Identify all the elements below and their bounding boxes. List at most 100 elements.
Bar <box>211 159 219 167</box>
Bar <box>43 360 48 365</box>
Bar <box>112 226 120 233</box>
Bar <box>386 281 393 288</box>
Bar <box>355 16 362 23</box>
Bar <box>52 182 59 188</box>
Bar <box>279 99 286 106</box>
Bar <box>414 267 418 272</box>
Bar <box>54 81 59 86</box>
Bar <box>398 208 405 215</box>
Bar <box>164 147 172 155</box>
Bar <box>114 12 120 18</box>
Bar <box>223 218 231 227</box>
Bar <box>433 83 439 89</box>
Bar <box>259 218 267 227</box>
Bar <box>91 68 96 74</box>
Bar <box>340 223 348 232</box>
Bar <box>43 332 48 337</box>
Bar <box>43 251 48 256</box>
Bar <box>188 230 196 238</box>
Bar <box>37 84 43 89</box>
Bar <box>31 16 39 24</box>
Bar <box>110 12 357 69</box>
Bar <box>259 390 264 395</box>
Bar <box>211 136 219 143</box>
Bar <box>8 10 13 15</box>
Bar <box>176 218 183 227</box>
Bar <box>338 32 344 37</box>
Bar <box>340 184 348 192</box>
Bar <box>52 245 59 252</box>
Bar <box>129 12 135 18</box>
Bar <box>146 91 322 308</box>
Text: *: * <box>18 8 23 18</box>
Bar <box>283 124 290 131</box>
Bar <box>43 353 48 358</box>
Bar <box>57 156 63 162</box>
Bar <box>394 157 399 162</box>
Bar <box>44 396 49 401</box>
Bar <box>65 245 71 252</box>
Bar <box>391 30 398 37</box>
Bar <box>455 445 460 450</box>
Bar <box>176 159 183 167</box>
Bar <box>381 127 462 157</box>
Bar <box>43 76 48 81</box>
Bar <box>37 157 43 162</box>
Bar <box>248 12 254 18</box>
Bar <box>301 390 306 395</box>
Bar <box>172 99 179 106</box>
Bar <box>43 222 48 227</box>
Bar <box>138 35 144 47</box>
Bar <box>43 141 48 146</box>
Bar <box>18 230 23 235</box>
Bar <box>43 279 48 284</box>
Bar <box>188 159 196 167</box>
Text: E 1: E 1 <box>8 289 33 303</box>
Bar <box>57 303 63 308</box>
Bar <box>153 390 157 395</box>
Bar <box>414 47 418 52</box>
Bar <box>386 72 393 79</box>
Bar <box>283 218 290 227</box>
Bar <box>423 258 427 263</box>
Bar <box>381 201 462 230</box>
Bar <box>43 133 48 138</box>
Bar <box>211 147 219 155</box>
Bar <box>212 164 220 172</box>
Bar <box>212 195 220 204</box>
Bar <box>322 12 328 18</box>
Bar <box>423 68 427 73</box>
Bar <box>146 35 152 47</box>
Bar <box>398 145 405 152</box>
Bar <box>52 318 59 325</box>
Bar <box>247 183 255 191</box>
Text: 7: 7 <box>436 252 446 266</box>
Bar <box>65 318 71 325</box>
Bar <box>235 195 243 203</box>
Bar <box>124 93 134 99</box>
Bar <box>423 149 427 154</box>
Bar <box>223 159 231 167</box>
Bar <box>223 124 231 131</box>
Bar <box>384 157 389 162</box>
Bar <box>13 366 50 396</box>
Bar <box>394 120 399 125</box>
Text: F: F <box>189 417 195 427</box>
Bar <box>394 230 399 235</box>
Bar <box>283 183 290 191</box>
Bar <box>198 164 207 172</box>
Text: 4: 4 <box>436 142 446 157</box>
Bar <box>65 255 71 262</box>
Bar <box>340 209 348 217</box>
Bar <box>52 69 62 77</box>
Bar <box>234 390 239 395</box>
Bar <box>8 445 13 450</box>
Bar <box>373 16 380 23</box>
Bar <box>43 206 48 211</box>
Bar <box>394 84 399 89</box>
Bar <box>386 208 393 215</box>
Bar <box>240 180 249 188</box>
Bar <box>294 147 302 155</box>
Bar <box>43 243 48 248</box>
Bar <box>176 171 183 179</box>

- **Given task**
Render every line of the listing above as a Markdown table with two columns, Number and Entry. Put the row's sequence number in Number and the full line in Entry, and leave out any blank lines.

- **Exercise result**
| Number | Entry |
|---|---|
| 1 | Identify all the elements below and their bounding boxes. List at most 100 elements. |
| 2 | Bar <box>211 159 219 167</box> |
| 3 | Bar <box>43 360 48 365</box> |
| 4 | Bar <box>112 226 120 233</box> |
| 5 | Bar <box>386 281 393 288</box> |
| 6 | Bar <box>355 16 362 23</box> |
| 7 | Bar <box>52 182 59 188</box> |
| 8 | Bar <box>279 99 286 106</box> |
| 9 | Bar <box>414 267 418 272</box> |
| 10 | Bar <box>54 81 59 86</box> |
| 11 | Bar <box>398 208 405 215</box> |
| 12 | Bar <box>164 147 172 155</box> |
| 13 | Bar <box>114 12 120 18</box> |
| 14 | Bar <box>223 218 231 227</box> |
| 15 | Bar <box>433 83 439 89</box> |
| 16 | Bar <box>259 218 267 227</box> |
| 17 | Bar <box>91 68 96 74</box> |
| 18 | Bar <box>340 223 348 232</box> |
| 19 | Bar <box>43 332 48 337</box> |
| 20 | Bar <box>43 251 48 256</box> |
| 21 | Bar <box>188 230 196 238</box> |
| 22 | Bar <box>37 84 43 89</box> |
| 23 | Bar <box>31 16 39 24</box> |
| 24 | Bar <box>110 12 357 69</box> |
| 25 | Bar <box>259 390 264 395</box> |
| 26 | Bar <box>211 136 219 143</box> |
| 27 | Bar <box>8 10 13 15</box> |
| 28 | Bar <box>176 218 183 227</box> |
| 29 | Bar <box>338 32 344 37</box> |
| 30 | Bar <box>340 184 348 192</box> |
| 31 | Bar <box>52 245 59 252</box> |
| 32 | Bar <box>129 12 135 18</box> |
| 33 | Bar <box>146 91 322 308</box> |
| 34 | Text: *: * <box>18 8 23 18</box> |
| 35 | Bar <box>283 124 290 131</box> |
| 36 | Bar <box>43 353 48 358</box> |
| 37 | Bar <box>57 156 63 162</box> |
| 38 | Bar <box>394 157 399 162</box> |
| 39 | Bar <box>44 396 49 401</box> |
| 40 | Bar <box>65 245 71 252</box> |
| 41 | Bar <box>391 30 398 37</box> |
| 42 | Bar <box>455 445 460 450</box> |
| 43 | Bar <box>176 159 183 167</box> |
| 44 | Bar <box>381 127 462 157</box> |
| 45 | Bar <box>43 76 48 81</box> |
| 46 | Bar <box>37 157 43 162</box> |
| 47 | Bar <box>248 12 254 18</box> |
| 48 | Bar <box>301 390 306 395</box> |
| 49 | Bar <box>172 99 179 106</box> |
| 50 | Bar <box>43 222 48 227</box> |
| 51 | Bar <box>138 35 144 47</box> |
| 52 | Bar <box>43 141 48 146</box> |
| 53 | Bar <box>18 230 23 235</box> |
| 54 | Bar <box>43 279 48 284</box> |
| 55 | Bar <box>188 159 196 167</box> |
| 56 | Text: E 1: E 1 <box>8 289 33 303</box> |
| 57 | Bar <box>57 303 63 308</box> |
| 58 | Bar <box>153 390 157 395</box> |
| 59 | Bar <box>414 47 418 52</box> |
| 60 | Bar <box>386 72 393 79</box> |
| 61 | Bar <box>283 218 290 227</box> |
| 62 | Bar <box>423 258 427 263</box> |
| 63 | Bar <box>381 201 462 230</box> |
| 64 | Bar <box>43 133 48 138</box> |
| 65 | Bar <box>211 147 219 155</box> |
| 66 | Bar <box>212 164 220 172</box> |
| 67 | Bar <box>212 195 220 204</box> |
| 68 | Bar <box>322 12 328 18</box> |
| 69 | Bar <box>423 68 427 73</box> |
| 70 | Bar <box>146 35 152 47</box> |
| 71 | Bar <box>398 145 405 152</box> |
| 72 | Bar <box>52 318 59 325</box> |
| 73 | Bar <box>247 183 255 191</box> |
| 74 | Text: 7: 7 <box>436 252 446 266</box> |
| 75 | Bar <box>65 318 71 325</box> |
| 76 | Bar <box>235 195 243 203</box> |
| 77 | Bar <box>124 93 134 99</box> |
| 78 | Bar <box>423 149 427 154</box> |
| 79 | Bar <box>223 159 231 167</box> |
| 80 | Bar <box>223 124 231 131</box> |
| 81 | Bar <box>384 157 389 162</box> |
| 82 | Bar <box>13 366 50 396</box> |
| 83 | Bar <box>394 120 399 125</box> |
| 84 | Text: F: F <box>189 417 195 427</box> |
| 85 | Bar <box>394 230 399 235</box> |
| 86 | Bar <box>283 183 290 191</box> |
| 87 | Bar <box>198 164 207 172</box> |
| 88 | Text: 4: 4 <box>436 142 446 157</box> |
| 89 | Bar <box>65 255 71 262</box> |
| 90 | Bar <box>340 209 348 217</box> |
| 91 | Bar <box>52 69 62 77</box> |
| 92 | Bar <box>234 390 239 395</box> |
| 93 | Bar <box>8 445 13 450</box> |
| 94 | Bar <box>373 16 380 23</box> |
| 95 | Bar <box>43 206 48 211</box> |
| 96 | Bar <box>394 84 399 89</box> |
| 97 | Bar <box>386 208 393 215</box> |
| 98 | Bar <box>240 180 249 188</box> |
| 99 | Bar <box>294 147 302 155</box> |
| 100 | Bar <box>43 243 48 248</box> |
| 101 | Bar <box>176 171 183 179</box> |